▶ _What this task involves_:
Copy out every line exactly as given.

[start Data shown]

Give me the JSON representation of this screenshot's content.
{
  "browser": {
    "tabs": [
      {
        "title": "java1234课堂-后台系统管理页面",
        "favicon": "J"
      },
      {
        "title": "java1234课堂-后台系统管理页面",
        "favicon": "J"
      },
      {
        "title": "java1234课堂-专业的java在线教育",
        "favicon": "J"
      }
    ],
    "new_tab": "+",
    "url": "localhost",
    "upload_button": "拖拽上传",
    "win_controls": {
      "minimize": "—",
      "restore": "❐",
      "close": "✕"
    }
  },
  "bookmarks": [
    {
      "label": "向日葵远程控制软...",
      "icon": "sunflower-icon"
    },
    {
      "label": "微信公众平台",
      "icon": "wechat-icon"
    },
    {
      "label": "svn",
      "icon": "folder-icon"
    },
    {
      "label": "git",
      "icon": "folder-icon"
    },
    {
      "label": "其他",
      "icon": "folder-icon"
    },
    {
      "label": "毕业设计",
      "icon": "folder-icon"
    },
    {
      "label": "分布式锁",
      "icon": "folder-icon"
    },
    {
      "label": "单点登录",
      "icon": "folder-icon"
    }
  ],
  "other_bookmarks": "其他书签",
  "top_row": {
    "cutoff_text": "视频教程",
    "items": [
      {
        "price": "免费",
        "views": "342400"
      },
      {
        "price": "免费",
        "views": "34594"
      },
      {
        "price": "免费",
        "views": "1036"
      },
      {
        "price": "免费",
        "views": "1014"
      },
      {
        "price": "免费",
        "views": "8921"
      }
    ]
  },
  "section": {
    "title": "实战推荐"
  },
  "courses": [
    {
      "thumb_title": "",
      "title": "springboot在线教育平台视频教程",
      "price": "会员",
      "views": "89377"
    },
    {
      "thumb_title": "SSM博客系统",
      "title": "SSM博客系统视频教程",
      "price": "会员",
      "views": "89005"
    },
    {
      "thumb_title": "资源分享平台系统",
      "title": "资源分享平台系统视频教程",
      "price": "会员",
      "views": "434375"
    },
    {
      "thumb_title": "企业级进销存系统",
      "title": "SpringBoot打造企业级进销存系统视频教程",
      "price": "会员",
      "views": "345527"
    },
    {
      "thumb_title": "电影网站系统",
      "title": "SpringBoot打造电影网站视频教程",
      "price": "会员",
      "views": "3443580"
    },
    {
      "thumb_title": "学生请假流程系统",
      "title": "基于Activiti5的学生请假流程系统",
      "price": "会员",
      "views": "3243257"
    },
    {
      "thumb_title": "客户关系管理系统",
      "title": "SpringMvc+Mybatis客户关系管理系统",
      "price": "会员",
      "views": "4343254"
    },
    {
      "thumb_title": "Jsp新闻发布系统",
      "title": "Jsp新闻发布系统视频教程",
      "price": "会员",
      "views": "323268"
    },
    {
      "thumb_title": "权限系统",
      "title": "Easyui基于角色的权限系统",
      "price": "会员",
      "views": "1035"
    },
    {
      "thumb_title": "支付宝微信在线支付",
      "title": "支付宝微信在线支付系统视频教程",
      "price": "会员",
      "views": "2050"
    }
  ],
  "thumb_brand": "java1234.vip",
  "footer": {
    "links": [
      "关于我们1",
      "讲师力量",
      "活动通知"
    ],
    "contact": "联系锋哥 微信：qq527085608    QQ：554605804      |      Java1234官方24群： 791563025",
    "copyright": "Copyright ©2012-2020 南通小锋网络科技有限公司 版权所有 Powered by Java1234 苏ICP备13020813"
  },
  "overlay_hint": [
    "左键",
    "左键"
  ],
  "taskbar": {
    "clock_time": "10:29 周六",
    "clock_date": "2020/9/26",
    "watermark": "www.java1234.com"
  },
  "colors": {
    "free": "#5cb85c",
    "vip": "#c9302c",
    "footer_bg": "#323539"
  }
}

[end Data shown]

▶ _Task response_:
Give me the JSON representation of this screenshot's content.
{
  "browser": {
    "tabs": [
      {
        "title": "java1234课堂-后台系统管理页面",
        "favicon": "J"
      },
      {
        "title": "java1234课堂-后台系统管理页面",
        "favicon": "J"
      },
      {
        "title": "java1234课堂-专业的java在线教育",
        "favicon": "J"
      }
    ],
    "new_tab": "+",
    "url": "localhost",
    "upload_button": "拖拽上传",
    "win_controls": {
      "minimize": "—",
      "restore": "❐",
      "close": "✕"
    }
  },
  "bookmarks": [
    {
      "label": "向日葵远程控制软...",
      "icon": "sunflower-icon"
    },
    {
      "label": "微信公众平台",
      "icon": "wechat-icon"
    },
    {
      "label": "svn",
      "icon": "folder-icon"
    },
    {
      "label": "git",
      "icon": "folder-icon"
    },
    {
      "label": "其他",
      "icon": "folder-icon"
    },
    {
      "label": "毕业设计",
      "icon": "folder-icon"
    },
    {
      "label": "分布式锁",
      "icon": "folder-icon"
    },
    {
      "label": "单点登录",
      "icon": "folder-icon"
    }
  ],
  "other_bookmarks": "其他书签",
  "top_row": {
    "cutoff_text": "视频教程",
    "items": [
      {
        "price": "免费",
        "views": "342400"
      },
      {
        "price": "免费",
        "views": "34594"
      },
      {
        "price": "免费",
        "views": "1036"
      },
      {
        "price": "免费",
        "views": "1014"
      },
      {
        "price": "免费",
        "views": "8921"
      }
    ]
  },
  "section": {
    "title": "实战推荐"
  },
  "courses": [
    {
      "thumb_title": "",
      "title": "springboot在线教育平台视频教程",
      "price": "会员",
      "views": "89377"
    },
    {
      "thumb_title": "SSM博客系统",
      "title": "SSM博客系统视频教程",
      "price": "会员",
      "views": "89005"
    },
    {
      "thumb_title": "资源分享平台系统",
      "title": "资源分享平台系统视频教程",
      "price": "会员",
      "views": "434375"
    },
    {
      "thumb_title": "企业级进销存系统",
      "title": "SpringBoot打造企业级进销存系统视频教程",
      "price": "会员",
      "views": "345527"
    },
    {
      "thumb_title": "电影网站系统",
      "title": "SpringBoot打造电影网站视频教程",
      "price": "会员",
      "views": "3443580"
    },
    {
      "thumb_title": "学生请假流程系统",
      "title": "基于Activiti5的学生请假流程系统",
      "price": "会员",
      "views": "3243257"
    },
    {
      "thumb_title": "客户关系管理系统",
      "title": "SpringMvc+Mybatis客户关系管理系统",
      "price": "会员",
      "views": "4343254"
    },
    {
      "thumb_title": "Jsp新闻发布系统",
      "title": "Jsp新闻发布系统视频教程",
      "price": "会员",
      "views": "323268"
    },
    {
      "thumb_title": "权限系统",
      "title": "Easyui基于角色的权限系统",
      "price": "会员",
      "views": "1035"
    },
    {
      "thumb_title": "支付宝微信在线支付",
      "title": "支付宝微信在线支付系统视频教程",
      "price": "会员",
      "views": "2050"
    }
  ],
  "thumb_brand": "java1234.vip",
  "footer": {
    "links": [
      "关于我们1",
      "讲师力量",
      "活动通知"
    ],
    "contact": "联系锋哥 微信：qq527085608    QQ：554605804      |      Java1234官方24群： 791563025",
    "copyright": "Copyright ©2012-2020 南通小锋网络科技有限公司 版权所有 Powered by Java1234 苏ICP备13020813"
  },
  "overlay_hint": [
    "左键",
    "左键"
  ],
  "taskbar": {
    "clock_time": "10:29 周六",
    "clock_date": "2020/9/26",
    "watermark": "www.java1234.com"
  },
  "colors": {
    "free": "#5cb85c",
    "vip": "#c9302c",
    "footer_bg": "#323539"
  }
}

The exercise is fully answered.